→ **Extrait de page**
——
Parlant de la satisfaction des fans, la tendance actuellement, c’est remplir le Palais des Sports de Ouaga 2000 ; est-ce que vous préparez quelque chose de ce genre pour vos fans ?
Déjà, j’ai un concert le 19 juin à l’institut français. Mais, je ne me compare à personne, je suis arrivée comme je suis arrivée et je continue mon chemin comme cela. Chacun a sa particularité, chacun a son public aussi, chacun a ses atouts, chacun a ses faiblesses. Moi j’admire beaucoup ce qui se passe actuellement, je suis fière parce que, c’est bon de faire rêver, d’être à fond dans son truc et les gars, ils arrivent à le faire et tellement bien aujourd’hui. Je vais citer Amzy, Kayawoto, Tanya et autres, qui sont venus avec leur marque, leur touche, ils apportent beaucoup à la musique burkinabè. C’est une fierté pour nous parce que, peu importe qui fait quoi, c’est le Burkina qui gagne.
Mais personnellement, je ne me donne pas comme défi de remplir le Palais des Sports de Ouaga 2000. Pour l’instant, ce n’est pas dans mon planning. Ce n’est pas parce que quelqu’un d’autre l’a fait que je vais essayer de le faire. Je suis sans aucune pression, j’essaie de donner le meilleur de moi-même et ceux qui peuvent l’accueillir, le font à bras ouverts et voilà, chemin faisant, on va faire d’autres choses.
De manière globale, comment appréciez-vous le dynamisme actuel de la musique burkinabè dans la sphère musicale africaine ?
Encore une fois, comparaison n’est pas raison. Je n’ai jamais aimé cela parce que ce n’est jamais équitable. Chaque pays nait avec sa culture, avec ses richesses et puis, avant tout, c’est le peuple qui crée les icônes. Ce sont les consommateurs du pays d’abord qui donnent de la valeur à leurs artistes. Les Maliens, les Ivoiriens, les Sénégalais, etc. ont leur histoire et nous aussi.
Le Burkina aujourd’hui est en train de s’affirmer musicalement aux yeux du monde entier. Maintenant, nous comparer aux autres pays, je ne sais pas et je n’ai pas envie de le faire parce que ce n’est pas comparable. Ici, la culture, elle est essence, elle est profonde. Chez nous, il y a encore des artistes qui font de la musique de recherche, qui se donnent du temps de rentrer en résidence avec des musiciens pour créer de la musique.
——
→ **Données enregistrées**
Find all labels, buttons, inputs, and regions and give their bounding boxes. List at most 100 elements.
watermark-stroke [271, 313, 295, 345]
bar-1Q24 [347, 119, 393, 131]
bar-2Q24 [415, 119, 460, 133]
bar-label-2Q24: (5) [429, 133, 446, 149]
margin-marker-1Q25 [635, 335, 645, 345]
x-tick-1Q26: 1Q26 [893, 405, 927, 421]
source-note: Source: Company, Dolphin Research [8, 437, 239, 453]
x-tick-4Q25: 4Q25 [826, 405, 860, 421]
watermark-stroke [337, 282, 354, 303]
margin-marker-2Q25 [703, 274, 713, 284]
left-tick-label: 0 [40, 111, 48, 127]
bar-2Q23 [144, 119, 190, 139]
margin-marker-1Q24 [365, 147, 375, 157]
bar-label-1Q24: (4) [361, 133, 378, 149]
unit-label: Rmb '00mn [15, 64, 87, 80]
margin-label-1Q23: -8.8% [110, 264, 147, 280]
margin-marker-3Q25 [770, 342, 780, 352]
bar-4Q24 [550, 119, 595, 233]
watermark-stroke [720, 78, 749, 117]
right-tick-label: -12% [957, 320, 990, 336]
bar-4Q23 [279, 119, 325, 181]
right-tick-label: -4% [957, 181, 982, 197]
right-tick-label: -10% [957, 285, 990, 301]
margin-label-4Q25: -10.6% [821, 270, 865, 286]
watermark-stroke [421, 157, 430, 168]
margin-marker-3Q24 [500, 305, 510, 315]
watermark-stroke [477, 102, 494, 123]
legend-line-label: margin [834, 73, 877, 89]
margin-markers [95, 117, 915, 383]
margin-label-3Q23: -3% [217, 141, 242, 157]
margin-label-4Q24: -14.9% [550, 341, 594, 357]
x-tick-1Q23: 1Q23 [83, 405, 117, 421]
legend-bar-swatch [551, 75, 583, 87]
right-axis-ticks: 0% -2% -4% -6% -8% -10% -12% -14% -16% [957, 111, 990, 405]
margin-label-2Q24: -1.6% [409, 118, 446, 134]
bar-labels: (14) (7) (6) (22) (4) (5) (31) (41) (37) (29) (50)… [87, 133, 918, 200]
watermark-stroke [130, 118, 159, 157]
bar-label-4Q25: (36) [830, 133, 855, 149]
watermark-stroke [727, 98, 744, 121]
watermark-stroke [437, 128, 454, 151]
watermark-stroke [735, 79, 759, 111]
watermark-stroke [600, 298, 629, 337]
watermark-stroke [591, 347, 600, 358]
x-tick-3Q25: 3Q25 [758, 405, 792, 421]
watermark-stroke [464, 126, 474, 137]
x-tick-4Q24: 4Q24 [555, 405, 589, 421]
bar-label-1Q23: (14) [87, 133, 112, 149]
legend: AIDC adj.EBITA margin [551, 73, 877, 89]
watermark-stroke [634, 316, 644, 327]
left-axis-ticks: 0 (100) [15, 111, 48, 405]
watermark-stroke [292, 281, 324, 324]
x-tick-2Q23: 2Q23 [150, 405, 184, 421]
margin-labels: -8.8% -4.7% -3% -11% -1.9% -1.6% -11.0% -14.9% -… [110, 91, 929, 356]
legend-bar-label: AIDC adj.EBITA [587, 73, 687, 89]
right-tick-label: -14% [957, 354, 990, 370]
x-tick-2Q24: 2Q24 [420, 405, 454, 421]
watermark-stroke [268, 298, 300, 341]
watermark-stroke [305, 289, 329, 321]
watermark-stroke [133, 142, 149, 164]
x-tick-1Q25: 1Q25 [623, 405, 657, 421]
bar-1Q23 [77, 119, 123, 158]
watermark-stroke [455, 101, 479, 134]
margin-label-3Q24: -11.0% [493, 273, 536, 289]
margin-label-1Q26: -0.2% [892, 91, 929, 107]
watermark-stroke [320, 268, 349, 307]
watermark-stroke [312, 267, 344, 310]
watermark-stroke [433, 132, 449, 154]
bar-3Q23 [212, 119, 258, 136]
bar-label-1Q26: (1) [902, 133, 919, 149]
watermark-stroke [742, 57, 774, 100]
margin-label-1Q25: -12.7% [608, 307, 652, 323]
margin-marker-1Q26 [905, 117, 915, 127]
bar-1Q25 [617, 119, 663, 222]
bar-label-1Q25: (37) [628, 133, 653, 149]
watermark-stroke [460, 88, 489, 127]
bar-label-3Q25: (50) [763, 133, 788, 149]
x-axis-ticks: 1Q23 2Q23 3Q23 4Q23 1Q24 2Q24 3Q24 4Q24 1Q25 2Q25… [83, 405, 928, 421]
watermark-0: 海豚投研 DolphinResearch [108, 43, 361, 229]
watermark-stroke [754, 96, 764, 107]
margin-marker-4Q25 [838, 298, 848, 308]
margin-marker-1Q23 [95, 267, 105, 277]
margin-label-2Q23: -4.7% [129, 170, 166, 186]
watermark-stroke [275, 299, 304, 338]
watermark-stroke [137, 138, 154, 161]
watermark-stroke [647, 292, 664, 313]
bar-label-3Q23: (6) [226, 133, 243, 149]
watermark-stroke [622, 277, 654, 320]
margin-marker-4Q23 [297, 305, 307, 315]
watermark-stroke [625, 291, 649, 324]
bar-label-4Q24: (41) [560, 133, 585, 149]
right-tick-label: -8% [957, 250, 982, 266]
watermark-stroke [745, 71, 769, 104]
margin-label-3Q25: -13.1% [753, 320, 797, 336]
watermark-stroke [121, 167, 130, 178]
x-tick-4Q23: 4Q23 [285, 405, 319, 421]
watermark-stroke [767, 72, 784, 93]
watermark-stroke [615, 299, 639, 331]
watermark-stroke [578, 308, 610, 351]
——
→ **Travail demandé**
Écrivez la suite de l'entretien sur la musique burkinabè, en commençant juste après sa dernière phrase.

→ **Réponse**
Après, la musique est devenue beaucoup plus commerciale ailleurs. Et chaque style de musique a son marché, ses défis. Je ne pourrai pas décrire la musique burkinabè en un style déjà, pour la comparer à d’autres musiques d’ailleurs.
Je trouve que le Burkina est bien parti. Les artistes se donnent beaucoup de mal pour ça et il faut le reconnaitre, il faut les encourager. C’est bon la critique mais la critique négative tout le temps ça démoralise les artistes. Il faut reconnaitre que chez nous, il y a beaucoup de critiques négatives, on n’encourage pas les artistes, on est tout le temps en train de les comparer à d’autres artistes ailleurs, qui eux, même s’ils n’ont pas le talent des artistes d’ici, sont accompagnés, sont mis en valeurs. Et quand ils sortent, les gens leur donnent le respect qu’on leur donne chez eux. Si tu n’es pas respecté chez toi, dehors on risque de te prendre aussi comme cela. Du coup, je me dis que c’est aux consommateurs, aux Burkinabè de créer leurs icônes pour qu’ailleurs, on puisse les respecter; qu’ils puissent avoir la force de porter très haut le drapeau burkinabè.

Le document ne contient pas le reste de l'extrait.